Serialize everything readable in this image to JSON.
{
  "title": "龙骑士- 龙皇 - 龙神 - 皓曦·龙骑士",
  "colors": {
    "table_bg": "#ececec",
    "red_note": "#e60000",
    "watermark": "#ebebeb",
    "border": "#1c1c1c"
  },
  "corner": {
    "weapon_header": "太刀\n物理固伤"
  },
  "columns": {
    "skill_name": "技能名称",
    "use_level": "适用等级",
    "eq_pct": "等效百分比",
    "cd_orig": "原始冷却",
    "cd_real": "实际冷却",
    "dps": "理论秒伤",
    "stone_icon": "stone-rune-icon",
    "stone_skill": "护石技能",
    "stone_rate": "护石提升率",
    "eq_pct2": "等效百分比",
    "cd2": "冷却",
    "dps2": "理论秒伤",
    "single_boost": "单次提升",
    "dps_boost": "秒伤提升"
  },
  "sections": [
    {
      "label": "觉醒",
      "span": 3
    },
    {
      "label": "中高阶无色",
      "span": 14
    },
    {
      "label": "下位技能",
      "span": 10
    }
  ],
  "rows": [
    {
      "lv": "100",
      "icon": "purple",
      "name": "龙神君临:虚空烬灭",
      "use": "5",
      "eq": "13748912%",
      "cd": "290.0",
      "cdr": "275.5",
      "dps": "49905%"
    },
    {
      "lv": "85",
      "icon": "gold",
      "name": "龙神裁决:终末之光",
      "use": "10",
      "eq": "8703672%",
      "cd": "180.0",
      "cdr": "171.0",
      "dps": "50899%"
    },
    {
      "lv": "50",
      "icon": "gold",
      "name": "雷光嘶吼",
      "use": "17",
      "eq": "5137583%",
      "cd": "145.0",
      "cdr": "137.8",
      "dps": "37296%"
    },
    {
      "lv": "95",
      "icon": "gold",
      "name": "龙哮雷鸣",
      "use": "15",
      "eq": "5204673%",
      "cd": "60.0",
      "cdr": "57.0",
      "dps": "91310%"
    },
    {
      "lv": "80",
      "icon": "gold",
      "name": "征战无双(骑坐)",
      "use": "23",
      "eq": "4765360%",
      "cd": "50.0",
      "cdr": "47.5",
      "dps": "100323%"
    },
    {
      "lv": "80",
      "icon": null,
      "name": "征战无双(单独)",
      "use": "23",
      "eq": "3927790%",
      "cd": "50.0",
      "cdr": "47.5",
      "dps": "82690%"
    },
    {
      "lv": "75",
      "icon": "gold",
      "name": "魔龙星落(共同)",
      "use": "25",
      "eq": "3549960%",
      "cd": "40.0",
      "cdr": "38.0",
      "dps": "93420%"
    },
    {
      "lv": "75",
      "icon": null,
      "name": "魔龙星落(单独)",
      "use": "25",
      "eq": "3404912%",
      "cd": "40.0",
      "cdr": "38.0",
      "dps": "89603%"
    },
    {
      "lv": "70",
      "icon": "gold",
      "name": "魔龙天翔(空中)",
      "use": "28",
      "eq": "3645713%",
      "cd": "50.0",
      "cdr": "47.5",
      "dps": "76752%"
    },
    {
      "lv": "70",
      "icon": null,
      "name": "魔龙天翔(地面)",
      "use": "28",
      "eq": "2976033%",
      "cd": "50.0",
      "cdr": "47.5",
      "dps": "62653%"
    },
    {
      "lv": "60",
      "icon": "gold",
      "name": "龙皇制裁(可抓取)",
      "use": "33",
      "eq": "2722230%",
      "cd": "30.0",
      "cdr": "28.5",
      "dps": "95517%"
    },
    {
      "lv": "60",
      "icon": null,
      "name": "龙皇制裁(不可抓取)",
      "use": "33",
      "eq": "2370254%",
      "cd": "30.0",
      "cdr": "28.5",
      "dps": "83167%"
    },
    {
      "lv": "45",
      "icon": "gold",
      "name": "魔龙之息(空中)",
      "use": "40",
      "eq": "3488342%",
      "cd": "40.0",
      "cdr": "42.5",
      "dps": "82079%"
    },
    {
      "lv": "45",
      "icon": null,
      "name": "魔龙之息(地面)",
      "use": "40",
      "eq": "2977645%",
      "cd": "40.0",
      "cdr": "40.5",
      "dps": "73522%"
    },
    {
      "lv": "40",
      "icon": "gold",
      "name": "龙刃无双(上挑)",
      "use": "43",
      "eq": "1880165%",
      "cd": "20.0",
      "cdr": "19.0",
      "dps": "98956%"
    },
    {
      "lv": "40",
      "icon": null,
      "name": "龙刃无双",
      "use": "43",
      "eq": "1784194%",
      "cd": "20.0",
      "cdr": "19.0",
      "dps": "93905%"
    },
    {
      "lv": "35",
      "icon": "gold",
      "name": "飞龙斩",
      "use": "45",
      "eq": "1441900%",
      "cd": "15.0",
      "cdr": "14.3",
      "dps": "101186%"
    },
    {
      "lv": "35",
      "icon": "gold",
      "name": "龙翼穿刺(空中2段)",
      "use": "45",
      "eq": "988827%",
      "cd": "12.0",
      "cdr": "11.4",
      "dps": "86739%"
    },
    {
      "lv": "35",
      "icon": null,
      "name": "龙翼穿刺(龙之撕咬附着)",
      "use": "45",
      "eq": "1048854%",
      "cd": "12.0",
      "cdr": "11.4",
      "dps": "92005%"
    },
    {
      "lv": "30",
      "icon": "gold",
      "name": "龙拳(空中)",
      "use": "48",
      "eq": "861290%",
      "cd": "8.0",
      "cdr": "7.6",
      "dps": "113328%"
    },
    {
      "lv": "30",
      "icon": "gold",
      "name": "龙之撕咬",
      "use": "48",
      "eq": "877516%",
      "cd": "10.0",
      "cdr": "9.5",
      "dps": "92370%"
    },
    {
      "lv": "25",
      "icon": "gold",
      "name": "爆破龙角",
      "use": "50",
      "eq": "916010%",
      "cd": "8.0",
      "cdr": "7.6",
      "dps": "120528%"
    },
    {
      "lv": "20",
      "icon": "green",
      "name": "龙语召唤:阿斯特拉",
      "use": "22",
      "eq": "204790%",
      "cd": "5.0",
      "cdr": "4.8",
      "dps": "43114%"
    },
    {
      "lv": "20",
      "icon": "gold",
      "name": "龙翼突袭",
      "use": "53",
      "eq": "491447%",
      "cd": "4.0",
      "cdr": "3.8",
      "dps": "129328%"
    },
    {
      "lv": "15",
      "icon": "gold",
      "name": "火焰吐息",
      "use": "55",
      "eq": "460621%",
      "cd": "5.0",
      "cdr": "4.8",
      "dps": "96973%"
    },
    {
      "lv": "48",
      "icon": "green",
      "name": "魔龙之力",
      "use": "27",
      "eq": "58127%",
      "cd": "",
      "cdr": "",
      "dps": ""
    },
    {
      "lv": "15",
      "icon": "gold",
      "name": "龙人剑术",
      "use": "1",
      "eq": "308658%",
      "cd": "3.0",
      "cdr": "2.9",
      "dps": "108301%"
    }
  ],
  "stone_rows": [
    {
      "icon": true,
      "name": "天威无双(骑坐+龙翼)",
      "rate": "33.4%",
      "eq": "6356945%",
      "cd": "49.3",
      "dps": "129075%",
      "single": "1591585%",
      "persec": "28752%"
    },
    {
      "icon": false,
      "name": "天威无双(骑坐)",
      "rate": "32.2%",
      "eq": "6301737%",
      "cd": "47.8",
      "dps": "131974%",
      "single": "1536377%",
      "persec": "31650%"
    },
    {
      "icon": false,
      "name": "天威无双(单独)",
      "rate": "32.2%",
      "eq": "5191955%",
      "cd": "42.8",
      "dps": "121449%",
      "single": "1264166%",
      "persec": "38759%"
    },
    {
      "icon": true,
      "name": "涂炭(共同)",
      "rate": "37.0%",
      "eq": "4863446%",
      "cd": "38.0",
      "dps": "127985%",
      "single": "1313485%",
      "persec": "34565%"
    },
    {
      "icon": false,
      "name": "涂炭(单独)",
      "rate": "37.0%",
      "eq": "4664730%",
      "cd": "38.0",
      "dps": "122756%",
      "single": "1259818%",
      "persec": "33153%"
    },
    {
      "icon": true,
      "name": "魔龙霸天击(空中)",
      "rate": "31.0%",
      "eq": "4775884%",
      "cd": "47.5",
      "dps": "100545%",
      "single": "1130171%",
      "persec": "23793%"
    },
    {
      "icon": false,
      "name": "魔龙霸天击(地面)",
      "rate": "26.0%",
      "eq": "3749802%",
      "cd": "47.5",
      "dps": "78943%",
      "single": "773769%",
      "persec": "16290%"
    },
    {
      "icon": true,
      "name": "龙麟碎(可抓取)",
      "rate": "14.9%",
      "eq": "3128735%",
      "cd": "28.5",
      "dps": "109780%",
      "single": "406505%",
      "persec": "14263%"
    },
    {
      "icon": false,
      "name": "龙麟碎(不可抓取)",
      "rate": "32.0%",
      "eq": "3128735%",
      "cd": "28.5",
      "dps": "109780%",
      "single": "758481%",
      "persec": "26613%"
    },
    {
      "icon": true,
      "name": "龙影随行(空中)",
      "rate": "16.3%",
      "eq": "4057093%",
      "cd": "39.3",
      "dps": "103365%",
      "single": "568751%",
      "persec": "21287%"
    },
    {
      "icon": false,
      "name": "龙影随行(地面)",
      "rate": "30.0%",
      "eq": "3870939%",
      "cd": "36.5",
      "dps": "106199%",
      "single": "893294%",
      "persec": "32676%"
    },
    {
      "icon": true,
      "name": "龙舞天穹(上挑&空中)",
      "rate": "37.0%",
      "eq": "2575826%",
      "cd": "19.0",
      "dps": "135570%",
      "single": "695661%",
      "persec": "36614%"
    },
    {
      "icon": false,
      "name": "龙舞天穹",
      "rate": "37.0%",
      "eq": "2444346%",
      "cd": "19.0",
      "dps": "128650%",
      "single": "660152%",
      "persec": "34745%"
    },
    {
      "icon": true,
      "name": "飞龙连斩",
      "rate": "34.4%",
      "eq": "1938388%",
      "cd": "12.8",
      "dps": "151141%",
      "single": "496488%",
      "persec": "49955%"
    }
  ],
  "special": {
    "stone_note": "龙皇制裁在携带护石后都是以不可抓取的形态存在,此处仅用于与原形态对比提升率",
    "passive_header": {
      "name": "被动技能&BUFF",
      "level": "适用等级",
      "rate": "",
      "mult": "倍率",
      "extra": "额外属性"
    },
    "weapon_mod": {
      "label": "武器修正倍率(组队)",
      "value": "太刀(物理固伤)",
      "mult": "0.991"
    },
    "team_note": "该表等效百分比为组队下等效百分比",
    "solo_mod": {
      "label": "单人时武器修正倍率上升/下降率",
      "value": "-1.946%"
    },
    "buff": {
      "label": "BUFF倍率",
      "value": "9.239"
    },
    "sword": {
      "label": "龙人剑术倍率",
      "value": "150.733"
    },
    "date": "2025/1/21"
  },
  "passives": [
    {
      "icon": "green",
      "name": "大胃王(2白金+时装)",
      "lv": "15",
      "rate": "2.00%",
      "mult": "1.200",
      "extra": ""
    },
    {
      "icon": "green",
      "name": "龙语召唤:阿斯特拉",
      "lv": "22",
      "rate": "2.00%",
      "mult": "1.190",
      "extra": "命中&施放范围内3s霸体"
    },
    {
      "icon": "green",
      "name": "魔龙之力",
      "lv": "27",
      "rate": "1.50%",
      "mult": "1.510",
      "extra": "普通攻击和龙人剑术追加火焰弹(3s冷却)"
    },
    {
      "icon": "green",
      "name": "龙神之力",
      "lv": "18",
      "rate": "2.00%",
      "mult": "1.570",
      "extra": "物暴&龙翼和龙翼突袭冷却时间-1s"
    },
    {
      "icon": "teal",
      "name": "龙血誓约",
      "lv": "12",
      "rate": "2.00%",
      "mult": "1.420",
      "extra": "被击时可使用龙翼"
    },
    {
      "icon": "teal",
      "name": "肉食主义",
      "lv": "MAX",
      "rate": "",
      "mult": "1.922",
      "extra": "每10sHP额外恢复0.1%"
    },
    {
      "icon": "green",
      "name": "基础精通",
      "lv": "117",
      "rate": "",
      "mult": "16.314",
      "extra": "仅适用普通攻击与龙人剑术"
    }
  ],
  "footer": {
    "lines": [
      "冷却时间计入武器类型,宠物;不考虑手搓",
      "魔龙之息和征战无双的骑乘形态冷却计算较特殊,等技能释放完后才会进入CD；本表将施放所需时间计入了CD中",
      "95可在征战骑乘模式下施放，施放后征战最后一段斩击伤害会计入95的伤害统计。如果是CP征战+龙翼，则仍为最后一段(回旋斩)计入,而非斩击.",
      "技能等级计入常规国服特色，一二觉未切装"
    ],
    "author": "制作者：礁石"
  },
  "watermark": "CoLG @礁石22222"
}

WHAT THE EXERCISE ASKS –
Report how many lines in the records above contain the word "天威无双", giving only the number.

IN RESPONSE –
3